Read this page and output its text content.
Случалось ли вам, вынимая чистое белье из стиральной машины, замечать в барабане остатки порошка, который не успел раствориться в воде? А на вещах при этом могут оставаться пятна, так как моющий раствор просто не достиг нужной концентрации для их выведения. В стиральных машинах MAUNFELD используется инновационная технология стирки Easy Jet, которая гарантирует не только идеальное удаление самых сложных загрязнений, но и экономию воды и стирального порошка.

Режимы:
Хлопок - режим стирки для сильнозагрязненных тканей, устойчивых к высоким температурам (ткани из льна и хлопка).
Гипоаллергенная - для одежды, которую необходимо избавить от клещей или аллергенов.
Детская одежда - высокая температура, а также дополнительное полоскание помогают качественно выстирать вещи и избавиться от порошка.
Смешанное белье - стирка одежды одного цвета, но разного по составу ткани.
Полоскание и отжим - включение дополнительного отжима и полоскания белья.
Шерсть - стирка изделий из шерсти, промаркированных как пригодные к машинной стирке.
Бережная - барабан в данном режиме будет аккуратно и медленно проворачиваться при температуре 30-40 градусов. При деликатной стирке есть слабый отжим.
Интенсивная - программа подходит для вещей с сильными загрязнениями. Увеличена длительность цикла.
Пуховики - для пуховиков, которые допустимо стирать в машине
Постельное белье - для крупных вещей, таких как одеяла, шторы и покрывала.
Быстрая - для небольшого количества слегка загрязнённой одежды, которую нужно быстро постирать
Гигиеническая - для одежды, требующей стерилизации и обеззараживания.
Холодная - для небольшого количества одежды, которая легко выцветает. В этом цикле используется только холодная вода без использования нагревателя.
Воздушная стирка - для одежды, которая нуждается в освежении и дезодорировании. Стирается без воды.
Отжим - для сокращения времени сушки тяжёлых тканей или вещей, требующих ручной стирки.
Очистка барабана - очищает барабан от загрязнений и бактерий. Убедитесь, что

• • • • •

YOUR TASK: Extract all lines as given.

ANSWER FOR THE TASK:
Read this page and output its text content.
Случалось ли вам, вынимая чистое белье из стиральной машины, замечать в барабане остатки порошка, который не успел раствориться в воде? А на вещах при этом могут оставаться пятна, так как моющий раствор просто не достиг нужной концентрации для их выведения. В стиральных машинах MAUNFELD используется инновационная технология стирки Easy Jet, которая гарантирует не только идеальное удаление самых сложных загрязнений, но и экономию воды и стирального порошка.

Режимы:
Хлопок - режим стирки для сильнозагрязненных тканей, устойчивых к высоким температурам (ткани из льна и хлопка).
Гипоаллергенная - для одежды, которую необходимо избавить от клещей или аллергенов.
Детская одежда - высокая температура, а также дополнительное полоскание помогают качественно выстирать вещи и избавиться от порошка.
Смешанное белье - стирка одежды одного цвета, но разного по составу ткани.
Полоскание и отжим - включение дополнительного отжима и полоскания белья.
Шерсть - стирка изделий из шерсти, промаркированных как пригодные к машинной стирке.
Бережная - барабан в данном режиме будет аккуратно и медленно проворачиваться при температуре 30-40 градусов. При деликатной стирке есть слабый отжим.
Интенсивная - программа подходит для вещей с сильными загрязнениями. Увеличена длительность цикла.
Пуховики - для пуховиков, которые допустимо стирать в машине
Постельное белье - для крупных вещей, таких как одеяла, шторы и покрывала.
Быстрая - для небольшого количества слегка загрязнённой одежды, которую нужно быстро постирать
Гигиеническая - для одежды, требующей стерилизации и обеззараживания.
Холодная - для небольшого количества одежды, которая легко выцветает. В этом цикле используется только холодная вода без использования нагревателя.
Воздушная стирка - для одежды, которая нуждается в освежении и дезодорировании. Стирается без воды.
Отжим - для сокращения времени сушки тяжёлых тканей или вещей, требующих ручной стирки.
Очистка барабана - очищает барабан от загрязнений и бактерий. Убедитесь, что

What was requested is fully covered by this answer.